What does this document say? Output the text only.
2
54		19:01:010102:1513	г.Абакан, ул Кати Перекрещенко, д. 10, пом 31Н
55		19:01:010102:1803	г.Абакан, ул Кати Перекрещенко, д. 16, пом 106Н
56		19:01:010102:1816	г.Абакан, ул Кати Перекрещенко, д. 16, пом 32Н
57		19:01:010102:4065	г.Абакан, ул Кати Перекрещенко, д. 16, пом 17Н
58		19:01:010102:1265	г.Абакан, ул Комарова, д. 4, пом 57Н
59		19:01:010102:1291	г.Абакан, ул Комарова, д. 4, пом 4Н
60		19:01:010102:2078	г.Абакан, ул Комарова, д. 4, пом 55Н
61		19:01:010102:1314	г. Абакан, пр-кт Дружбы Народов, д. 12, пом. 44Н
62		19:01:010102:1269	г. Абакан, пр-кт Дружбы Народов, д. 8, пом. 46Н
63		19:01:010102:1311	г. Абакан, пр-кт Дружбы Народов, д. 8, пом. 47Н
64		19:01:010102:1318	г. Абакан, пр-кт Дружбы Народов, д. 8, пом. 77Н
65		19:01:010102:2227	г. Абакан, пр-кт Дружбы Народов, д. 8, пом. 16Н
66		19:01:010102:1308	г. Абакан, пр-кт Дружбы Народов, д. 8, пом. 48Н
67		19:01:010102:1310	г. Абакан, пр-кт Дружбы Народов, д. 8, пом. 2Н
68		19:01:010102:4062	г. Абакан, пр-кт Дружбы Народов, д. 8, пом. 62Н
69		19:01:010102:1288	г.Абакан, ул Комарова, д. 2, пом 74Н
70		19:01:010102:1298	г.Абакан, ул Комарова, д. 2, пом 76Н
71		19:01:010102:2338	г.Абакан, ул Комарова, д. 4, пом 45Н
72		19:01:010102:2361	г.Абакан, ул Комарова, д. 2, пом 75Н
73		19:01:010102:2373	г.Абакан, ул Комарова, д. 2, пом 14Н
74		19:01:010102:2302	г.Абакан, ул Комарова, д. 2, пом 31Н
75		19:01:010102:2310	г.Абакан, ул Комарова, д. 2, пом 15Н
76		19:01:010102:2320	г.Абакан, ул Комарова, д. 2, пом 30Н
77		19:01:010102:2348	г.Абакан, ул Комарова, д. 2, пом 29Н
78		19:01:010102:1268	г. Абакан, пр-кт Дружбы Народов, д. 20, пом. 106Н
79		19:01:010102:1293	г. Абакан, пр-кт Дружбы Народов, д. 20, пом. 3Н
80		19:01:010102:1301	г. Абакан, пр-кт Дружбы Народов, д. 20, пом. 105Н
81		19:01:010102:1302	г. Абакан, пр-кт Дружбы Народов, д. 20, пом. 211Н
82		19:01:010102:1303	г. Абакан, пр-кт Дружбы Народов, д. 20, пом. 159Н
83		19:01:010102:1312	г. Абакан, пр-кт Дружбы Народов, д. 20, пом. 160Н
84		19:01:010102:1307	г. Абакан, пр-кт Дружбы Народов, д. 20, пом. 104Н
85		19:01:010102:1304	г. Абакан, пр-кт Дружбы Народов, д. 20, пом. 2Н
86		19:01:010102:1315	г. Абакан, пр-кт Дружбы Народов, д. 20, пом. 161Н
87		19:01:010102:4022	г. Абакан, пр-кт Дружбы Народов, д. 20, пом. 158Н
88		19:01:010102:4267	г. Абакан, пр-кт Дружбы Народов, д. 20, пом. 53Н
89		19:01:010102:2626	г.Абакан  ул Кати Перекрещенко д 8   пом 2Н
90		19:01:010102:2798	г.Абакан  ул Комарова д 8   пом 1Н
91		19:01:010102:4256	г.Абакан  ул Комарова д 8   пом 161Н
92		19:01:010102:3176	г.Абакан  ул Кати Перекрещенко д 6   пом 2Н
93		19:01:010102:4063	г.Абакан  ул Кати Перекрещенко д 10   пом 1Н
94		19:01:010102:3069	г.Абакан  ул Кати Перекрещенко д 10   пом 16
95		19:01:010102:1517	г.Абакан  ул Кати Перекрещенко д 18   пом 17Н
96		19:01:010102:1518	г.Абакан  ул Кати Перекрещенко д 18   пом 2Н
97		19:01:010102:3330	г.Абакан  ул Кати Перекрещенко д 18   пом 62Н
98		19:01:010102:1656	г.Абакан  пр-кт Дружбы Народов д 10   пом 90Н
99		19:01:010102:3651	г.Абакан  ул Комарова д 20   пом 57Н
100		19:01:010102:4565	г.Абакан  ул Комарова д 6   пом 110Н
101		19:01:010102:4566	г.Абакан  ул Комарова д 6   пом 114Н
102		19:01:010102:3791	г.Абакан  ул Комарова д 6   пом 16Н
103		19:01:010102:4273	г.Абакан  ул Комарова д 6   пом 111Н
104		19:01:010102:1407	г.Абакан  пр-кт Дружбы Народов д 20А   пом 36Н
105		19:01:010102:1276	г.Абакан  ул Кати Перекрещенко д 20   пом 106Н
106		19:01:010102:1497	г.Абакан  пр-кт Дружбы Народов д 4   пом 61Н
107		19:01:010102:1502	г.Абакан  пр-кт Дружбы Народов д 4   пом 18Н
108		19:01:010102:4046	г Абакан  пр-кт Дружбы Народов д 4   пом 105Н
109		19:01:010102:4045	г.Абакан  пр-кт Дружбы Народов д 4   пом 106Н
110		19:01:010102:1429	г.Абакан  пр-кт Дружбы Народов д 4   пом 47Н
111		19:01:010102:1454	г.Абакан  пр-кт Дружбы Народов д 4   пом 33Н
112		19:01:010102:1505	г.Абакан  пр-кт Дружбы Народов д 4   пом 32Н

----

What you should do =
Each record must be repeated exactly as it is.

Expected output =
What does this document say? Output the text only.
2
54		19:01:010102:1513	г.Абакан, ул Кати Перекрещенко, д. 10, пом 31Н
55		19:01:010102:1803	г.Абакан, ул Кати Перекрещенко, д. 16, пом 106Н
56		19:01:010102:1816	г.Абакан, ул Кати Перекрещенко, д. 16, пом 32Н
57		19:01:010102:4065	г.Абакан, ул Кати Перекрещенко, д. 16, пом 17Н
58		19:01:010102:1265	г.Абакан, ул Комарова, д. 4, пом 57Н
59		19:01:010102:1291	г.Абакан, ул Комарова, д. 4, пом 4Н
60		19:01:010102:2078	г.Абакан, ул Комарова, д. 4, пом 55Н
61		19:01:010102:1314	г. Абакан, пр-кт Дружбы Народов, д. 12, пом. 44Н
62		19:01:010102:1269	г. Абакан, пр-кт Дружбы Народов, д. 8, пом. 46Н
63		19:01:010102:1311	г. Абакан, пр-кт Дружбы Народов, д. 8, пом. 47Н
64		19:01:010102:1318	г. Абакан, пр-кт Дружбы Народов, д. 8, пом. 77Н
65		19:01:010102:2227	г. Абакан, пр-кт Дружбы Народов, д. 8, пом. 16Н
66		19:01:010102:1308	г. Абакан, пр-кт Дружбы Народов, д. 8, пом. 48Н
67		19:01:010102:1310	г. Абакан, пр-кт Дружбы Народов, д. 8, пом. 2Н
68		19:01:010102:4062	г. Абакан, пр-кт Дружбы Народов, д. 8, пом. 62Н
69		19:01:010102:1288	г.Абакан, ул Комарова, д. 2, пом 74Н
70		19:01:010102:1298	г.Абакан, ул Комарова, д. 2, пом 76Н
71		19:01:010102:2338	г.Абакан, ул Комарова, д. 4, пом 45Н
72		19:01:010102:2361	г.Абакан, ул Комарова, д. 2, пом 75Н
73		19:01:010102:2373	г.Абакан, ул Комарова, д. 2, пом 14Н
74		19:01:010102:2302	г.Абакан, ул Комарова, д. 2, пом 31Н
75		19:01:010102:2310	г.Абакан, ул Комарова, д. 2, пом 15Н
76		19:01:010102:2320	г.Абакан, ул Комарова, д. 2, пом 30Н
77		19:01:010102:2348	г.Абакан, ул Комарова, д. 2, пом 29Н
78		19:01:010102:1268	г. Абакан, пр-кт Дружбы Народов, д. 20, пом. 106Н
79		19:01:010102:1293	г. Абакан, пр-кт Дружбы Народов, д. 20, пом. 3Н
80		19:01:010102:1301	г. Абакан, пр-кт Дружбы Народов, д. 20, пом. 105Н
81		19:01:010102:1302	г. Абакан, пр-кт Дружбы Народов, д. 20, пом. 211Н
82		19:01:010102:1303	г. Абакан, пр-кт Дружбы Народов, д. 20, пом. 159Н
83		19:01:010102:1312	г. Абакан, пр-кт Дружбы Народов, д. 20, пом. 160Н
84		19:01:010102:1307	г. Абакан, пр-кт Дружбы Народов, д. 20, пом. 104Н
85		19:01:010102:1304	г. Абакан, пр-кт Дружбы Народов, д. 20, пом. 2Н
86		19:01:010102:1315	г. Абакан, пр-кт Дружбы Народов, д. 20, пом. 161Н
87		19:01:010102:4022	г. Абакан, пр-кт Дружбы Народов, д. 20, пом. 158Н
88		19:01:010102:4267	г. Абакан, пр-кт Дружбы Народов, д. 20, пом. 53Н
89		19:01:010102:2626	г.Абакан  ул Кати Перекрещенко д 8   пом 2Н
90		19:01:010102:2798	г.Абакан  ул Комарова д 8   пом 1Н
91		19:01:010102:4256	г.Абакан  ул Комарова д 8   пом 161Н
92		19:01:010102:3176	г.Абакан  ул Кати Перекрещенко д 6   пом 2Н
93		19:01:010102:4063	г.Абакан  ул Кати Перекрещенко д 10   пом 1Н
94		19:01:010102:3069	г.Абакан  ул Кати Перекрещенко д 10   пом 16
95		19:01:010102:1517	г.Абакан  ул Кати Перекрещенко д 18   пом 17Н
96		19:01:010102:1518	г.Абакан  ул Кати Перекрещенко д 18   пом 2Н
97		19:01:010102:3330	г.Абакан  ул Кати Перекрещенко д 18   пом 62Н
98		19:01:010102:1656	г.Абакан  пр-кт Дружбы Народов д 10   пом 90Н
99		19:01:010102:3651	г.Абакан  ул Комарова д 20   пом 57Н
100		19:01:010102:4565	г.Абакан  ул Комарова д 6   пом 110Н
101		19:01:010102:4566	г.Абакан  ул Комарова д 6   пом 114Н
102		19:01:010102:3791	г.Абакан  ул Комарова д 6   пом 16Н
103		19:01:010102:4273	г.Абакан  ул Комарова д 6   пом 111Н
104		19:01:010102:1407	г.Абакан  пр-кт Дружбы Народов д 20А   пом 36Н
105		19:01:010102:1276	г.Абакан  ул Кати Перекрещенко д 20   пом 106Н
106		19:01:010102:1497	г.Абакан  пр-кт Дружбы Народов д 4   пом 61Н
107		19:01:010102:1502	г.Абакан  пр-кт Дружбы Народов д 4   пом 18Н
108		19:01:010102:4046	г Абакан  пр-кт Дружбы Народов д 4   пом 105Н
109		19:01:010102:4045	г.Абакан  пр-кт Дружбы Народов д 4   пом 106Н
110		19:01:010102:1429	г.Абакан  пр-кт Дружбы Народов д 4   пом 47Н
111		19:01:010102:1454	г.Абакан  пр-кт Дружбы Народов д 4   пом 33Н
112		19:01:010102:1505	г.Абакан  пр-кт Дружбы Народов д 4   пом 32Н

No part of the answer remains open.